* Given instruction *
Read through the records below and copy each line that uses the word "GBPUSD".

**** Available records

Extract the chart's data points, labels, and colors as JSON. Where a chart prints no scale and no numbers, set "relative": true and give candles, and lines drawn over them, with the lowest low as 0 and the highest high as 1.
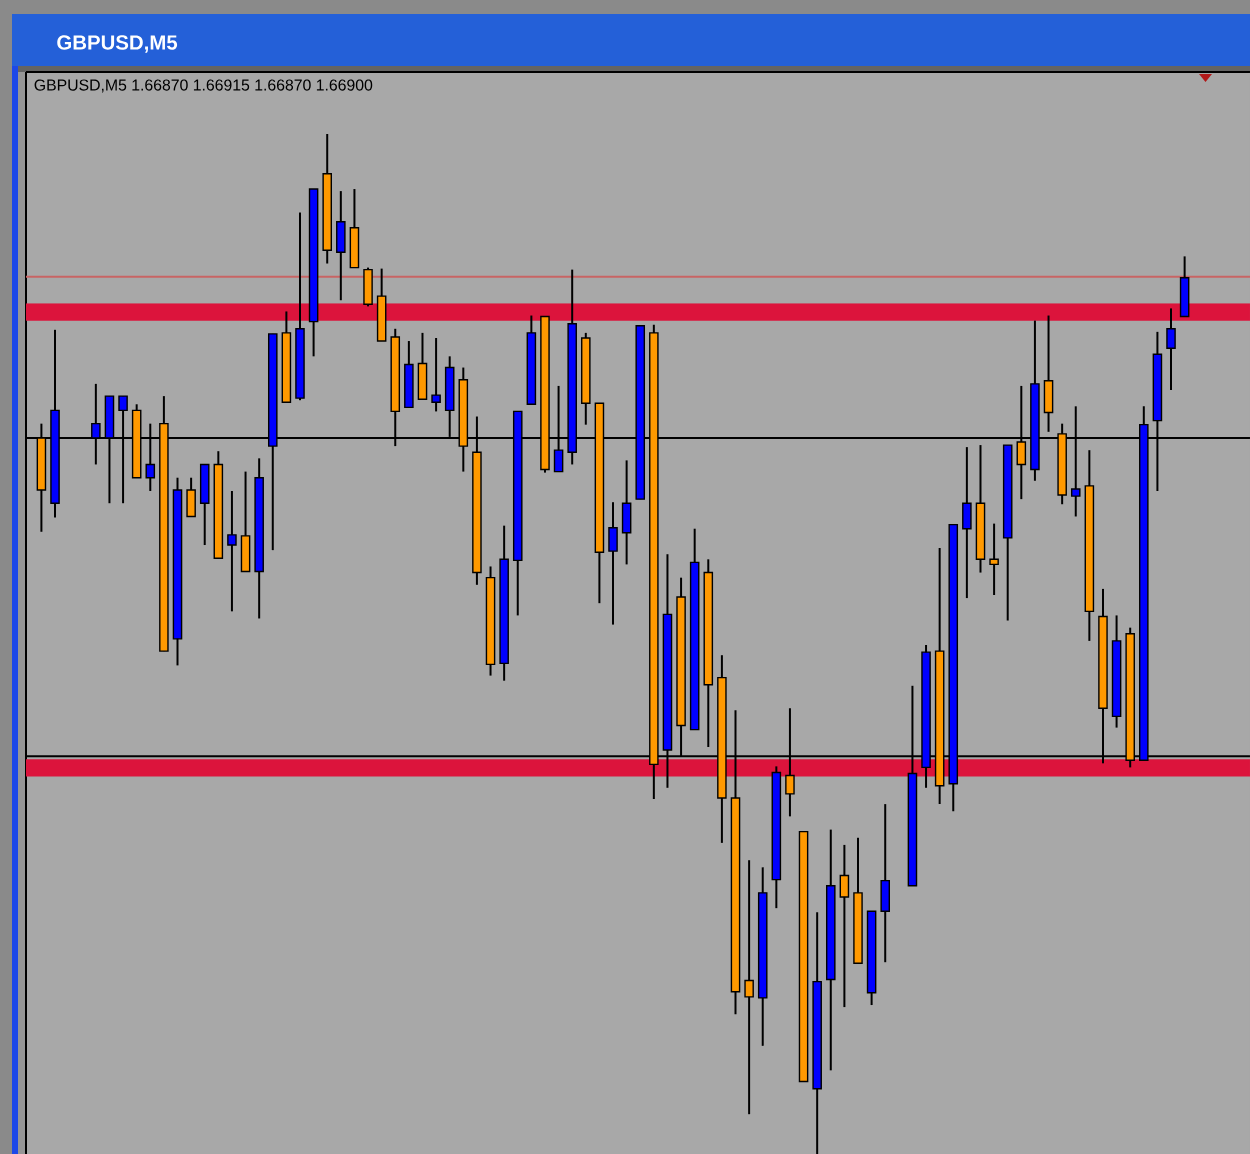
{
  "chart_data": {
    "type": "candlestick",
    "title": "GBPUSD,M5",
    "subtitle": "GBPUSD,M5 1.66870 1.66915 1.66870 1.66900",
    "relative": true,
    "categories": [
      null,
      null,
      null,
      null,
      null,
      null,
      null,
      null,
      null,
      null,
      null,
      null,
      null,
      null,
      null,
      null,
      null,
      null,
      null,
      null,
      null,
      null,
      null,
      null,
      null,
      null,
      null,
      null,
      null,
      null,
      null,
      null,
      null,
      null,
      null,
      null,
      null,
      null,
      null,
      null,
      null,
      null,
      null,
      null,
      null,
      null,
      null,
      null,
      null,
      null,
      null,
      null,
      null,
      null,
      null,
      null,
      null,
      null,
      null,
      null,
      null,
      null,
      null,
      null,
      null,
      null,
      null,
      null,
      null,
      null,
      null,
      null,
      null,
      null,
      null,
      null,
      null,
      null,
      null,
      null,
      null,
      null,
      null,
      null,
      null
    ],
    "ohlc": [
      [
        0.702,
        0.716,
        0.61,
        0.651
      ],
      [
        0.638,
        0.808,
        0.624,
        0.729
      ],
      null,
      null,
      [
        0.702,
        0.755,
        0.676,
        0.716
      ],
      [
        0.702,
        0.743,
        0.638,
        0.743
      ],
      [
        0.729,
        0.743,
        0.638,
        0.743
      ],
      [
        0.729,
        0.735,
        0.663,
        0.663
      ],
      [
        0.663,
        0.716,
        0.65,
        0.676
      ],
      [
        0.716,
        0.743,
        0.493,
        0.493
      ],
      [
        0.505,
        0.663,
        0.479,
        0.651
      ],
      [
        0.651,
        0.663,
        0.625,
        0.625
      ],
      [
        0.638,
        0.676,
        0.597,
        0.676
      ],
      [
        0.676,
        0.689,
        0.584,
        0.584
      ],
      [
        0.597,
        0.65,
        0.532,
        0.607
      ],
      [
        0.606,
        0.669,
        0.571,
        0.571
      ],
      [
        0.571,
        0.682,
        0.525,
        0.663
      ],
      [
        0.694,
        0.804,
        0.592,
        0.804
      ],
      [
        0.805,
        0.826,
        0.737,
        0.737
      ],
      [
        0.741,
        0.923,
        0.739,
        0.809
      ],
      [
        0.816,
        0.946,
        0.782,
        0.946
      ],
      [
        0.961,
        1.0,
        0.873,
        0.886
      ],
      [
        0.884,
        0.944,
        0.837,
        0.914
      ],
      [
        0.908,
        0.946,
        0.869,
        0.869
      ],
      [
        0.867,
        0.869,
        0.831,
        0.833
      ],
      [
        0.841,
        0.868,
        0.797,
        0.797
      ],
      [
        0.801,
        0.809,
        0.694,
        0.728
      ],
      [
        0.732,
        0.797,
        0.732,
        0.774
      ],
      [
        0.775,
        0.805,
        0.74,
        0.74
      ],
      [
        0.737,
        0.8,
        0.728,
        0.744
      ],
      [
        0.729,
        0.782,
        0.703,
        0.771
      ],
      [
        0.759,
        0.771,
        0.669,
        0.694
      ],
      [
        0.688,
        0.723,
        0.558,
        0.57
      ],
      [
        0.565,
        0.576,
        0.469,
        0.48
      ],
      [
        0.481,
        0.616,
        0.464,
        0.583
      ],
      [
        0.582,
        0.728,
        0.528,
        0.728
      ],
      [
        0.735,
        0.822,
        0.735,
        0.805
      ],
      [
        0.821,
        0.821,
        0.668,
        0.671
      ],
      [
        0.669,
        0.753,
        0.669,
        0.69
      ],
      [
        0.688,
        0.867,
        0.676,
        0.814
      ],
      [
        0.8,
        0.805,
        0.715,
        0.736
      ],
      [
        0.736,
        0.736,
        0.54,
        0.59
      ],
      [
        0.591,
        0.639,
        0.519,
        0.614
      ],
      [
        0.609,
        0.68,
        0.578,
        0.638
      ],
      [
        0.642,
        0.812,
        0.642,
        0.812
      ],
      [
        0.805,
        0.813,
        0.348,
        0.382
      ],
      [
        0.396,
        0.588,
        0.359,
        0.529
      ],
      [
        0.546,
        0.565,
        0.39,
        0.42
      ],
      [
        0.416,
        0.613,
        0.416,
        0.58
      ],
      [
        0.57,
        0.583,
        0.399,
        0.46
      ],
      [
        0.467,
        0.489,
        0.305,
        0.349
      ],
      [
        0.349,
        0.435,
        0.137,
        0.159
      ],
      [
        0.17,
        0.288,
        0.039,
        0.154
      ],
      [
        0.153,
        0.281,
        0.106,
        0.256
      ],
      [
        0.269,
        0.38,
        0.241,
        0.374
      ],
      [
        0.371,
        0.437,
        0.331,
        0.353
      ],
      [
        0.316,
        0.316,
        0.071,
        0.071
      ],
      [
        0.064,
        0.237,
        0.0,
        0.169
      ],
      [
        0.171,
        0.318,
        0.082,
        0.263
      ],
      [
        0.273,
        0.303,
        0.144,
        0.252
      ],
      [
        0.256,
        0.31,
        0.187,
        0.187
      ],
      [
        0.158,
        0.238,
        0.146,
        0.238
      ],
      [
        0.238,
        0.343,
        0.188,
        0.268
      ],
      null,
      [
        0.263,
        0.459,
        0.263,
        0.373
      ],
      [
        0.379,
        0.499,
        0.359,
        0.492
      ],
      [
        0.493,
        0.594,
        0.343,
        0.361
      ],
      [
        0.363,
        0.617,
        0.336,
        0.617
      ],
      [
        0.613,
        0.693,
        0.545,
        0.638
      ],
      [
        0.638,
        0.695,
        0.57,
        0.583
      ],
      [
        0.583,
        0.618,
        0.548,
        0.578
      ],
      [
        0.604,
        0.695,
        0.523,
        0.695
      ],
      [
        0.698,
        0.753,
        0.642,
        0.676
      ],
      [
        0.671,
        0.817,
        0.66,
        0.755
      ],
      [
        0.758,
        0.822,
        0.708,
        0.727
      ],
      [
        0.706,
        0.716,
        0.637,
        0.646
      ],
      [
        0.645,
        0.733,
        0.625,
        0.652
      ],
      [
        0.655,
        0.69,
        0.503,
        0.532
      ],
      [
        0.527,
        0.554,
        0.383,
        0.437
      ],
      [
        0.429,
        0.528,
        0.418,
        0.503
      ],
      [
        0.51,
        0.516,
        0.379,
        0.386
      ],
      [
        0.386,
        0.733,
        0.386,
        0.715
      ],
      [
        0.719,
        0.806,
        0.65,
        0.784
      ],
      [
        0.79,
        0.829,
        0.749,
        0.809
      ],
      [
        0.821,
        0.88,
        0.821,
        0.859
      ]
    ],
    "colors": [
      "#ff9900",
      "#0000ff",
      null,
      null,
      "#0000ff",
      "#0000ff",
      "#0000ff",
      "#ff9900",
      "#0000ff",
      "#ff9900",
      "#0000ff",
      "#ff9900",
      "#0000ff",
      "#ff9900",
      "#0000ff",
      "#ff9900",
      "#0000ff",
      "#0000ff",
      "#ff9900",
      "#0000ff",
      "#0000ff",
      "#ff9900",
      "#0000ff",
      "#ff9900",
      "#ff9900",
      "#ff9900",
      "#ff9900",
      "#0000ff",
      "#ff9900",
      "#0000ff",
      "#0000ff",
      "#ff9900",
      "#ff9900",
      "#ff9900",
      "#0000ff",
      "#0000ff",
      "#0000ff",
      "#ff9900",
      "#0000ff",
      "#0000ff",
      "#ff9900",
      "#ff9900",
      "#0000ff",
      "#0000ff",
      "#0000ff",
      "#ff9900",
      "#0000ff",
      "#ff9900",
      "#0000ff",
      "#ff9900",
      "#ff9900",
      "#ff9900",
      "#ff9900",
      "#0000ff",
      "#0000ff",
      "#ff9900",
      "#ff9900",
      "#0000ff",
      "#0000ff",
      "#ff9900",
      "#ff9900",
      "#0000ff",
      "#0000ff",
      null,
      "#0000ff",
      "#0000ff",
      "#ff9900",
      "#0000ff",
      "#0000ff",
      "#ff9900",
      "#ff9900",
      "#0000ff",
      "#ff9900",
      "#0000ff",
      "#ff9900",
      "#ff9900",
      "#0000ff",
      "#ff9900",
      "#ff9900",
      "#0000ff",
      "#ff9900",
      "#0000ff",
      "#0000ff",
      "#0000ff",
      "#0000ff"
    ],
    "ref_lines": [
      {
        "axis": "y",
        "value": 0.86,
        "color": "#c86464"
      },
      {
        "axis": "y",
        "value": 0.702,
        "color": "#000000"
      },
      {
        "axis": "y",
        "value": 0.39,
        "color": "#000000"
      }
    ],
    "bands": [
      {
        "axis": "y",
        "from": 0.817,
        "to": 0.834,
        "color": "#dc143c"
      },
      {
        "axis": "y",
        "from": 0.37,
        "to": 0.387,
        "color": "#dc143c"
      }
    ]
  }
}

********

* Output of the task *
    "title": "GBPUSD,M5",
    "subtitle": "GBPUSD,M5 1.66870 1.66915 1.66870 1.66900",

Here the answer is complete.